WRITTEN INSTRUCTION: Copy every line that mentions the word "families".

GIVEN RECORDS:
** Begin **

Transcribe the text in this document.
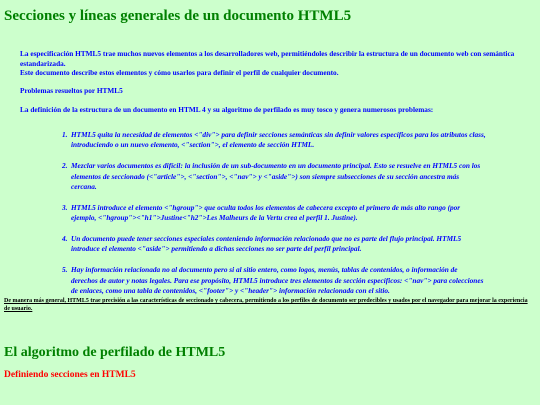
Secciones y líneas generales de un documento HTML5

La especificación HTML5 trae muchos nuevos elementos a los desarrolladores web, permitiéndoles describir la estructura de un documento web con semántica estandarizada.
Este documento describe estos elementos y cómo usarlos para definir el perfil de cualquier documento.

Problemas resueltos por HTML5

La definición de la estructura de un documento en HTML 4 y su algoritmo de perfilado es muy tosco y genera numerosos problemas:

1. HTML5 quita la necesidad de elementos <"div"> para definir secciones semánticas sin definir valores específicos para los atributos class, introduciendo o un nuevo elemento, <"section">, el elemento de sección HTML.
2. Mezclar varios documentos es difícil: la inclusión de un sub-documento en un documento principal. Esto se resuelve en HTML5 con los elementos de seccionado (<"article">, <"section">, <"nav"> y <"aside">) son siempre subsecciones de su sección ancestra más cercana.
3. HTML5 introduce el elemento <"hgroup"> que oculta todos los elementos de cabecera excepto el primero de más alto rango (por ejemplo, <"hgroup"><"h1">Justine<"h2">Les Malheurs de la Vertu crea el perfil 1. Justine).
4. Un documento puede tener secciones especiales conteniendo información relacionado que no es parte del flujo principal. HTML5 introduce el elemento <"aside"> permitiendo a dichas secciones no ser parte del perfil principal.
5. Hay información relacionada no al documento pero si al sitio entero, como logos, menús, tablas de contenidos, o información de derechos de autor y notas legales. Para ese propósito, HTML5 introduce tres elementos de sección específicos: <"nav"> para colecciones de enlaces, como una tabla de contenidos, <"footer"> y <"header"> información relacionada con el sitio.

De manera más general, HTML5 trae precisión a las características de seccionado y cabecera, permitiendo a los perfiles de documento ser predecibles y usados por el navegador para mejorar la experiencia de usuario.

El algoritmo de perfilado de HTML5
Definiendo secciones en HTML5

** End **
** Begin **

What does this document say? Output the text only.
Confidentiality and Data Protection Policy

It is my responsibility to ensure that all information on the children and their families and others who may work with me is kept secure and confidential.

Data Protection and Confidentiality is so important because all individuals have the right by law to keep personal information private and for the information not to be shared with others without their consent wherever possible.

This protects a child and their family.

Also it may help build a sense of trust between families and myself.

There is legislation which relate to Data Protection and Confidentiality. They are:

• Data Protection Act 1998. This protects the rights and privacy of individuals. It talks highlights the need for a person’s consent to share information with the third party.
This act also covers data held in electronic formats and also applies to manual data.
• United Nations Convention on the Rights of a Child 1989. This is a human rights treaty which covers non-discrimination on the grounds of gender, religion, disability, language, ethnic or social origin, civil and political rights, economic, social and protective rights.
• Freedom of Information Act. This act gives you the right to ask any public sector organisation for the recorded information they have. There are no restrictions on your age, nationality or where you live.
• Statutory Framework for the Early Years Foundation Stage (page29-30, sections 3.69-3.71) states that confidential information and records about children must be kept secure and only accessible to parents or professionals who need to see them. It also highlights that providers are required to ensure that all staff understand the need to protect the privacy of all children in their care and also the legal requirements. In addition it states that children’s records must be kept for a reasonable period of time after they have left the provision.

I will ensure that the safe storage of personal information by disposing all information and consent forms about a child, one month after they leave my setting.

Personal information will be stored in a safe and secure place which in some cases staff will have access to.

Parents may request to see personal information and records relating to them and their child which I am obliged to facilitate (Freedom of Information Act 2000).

** End **

PROBLEM SOLUTION:
It is my responsibility to ensure that all information on the children and their families and others who may work with me is kept secure and confidential.
Also it may help build a sense of trust between families and myself.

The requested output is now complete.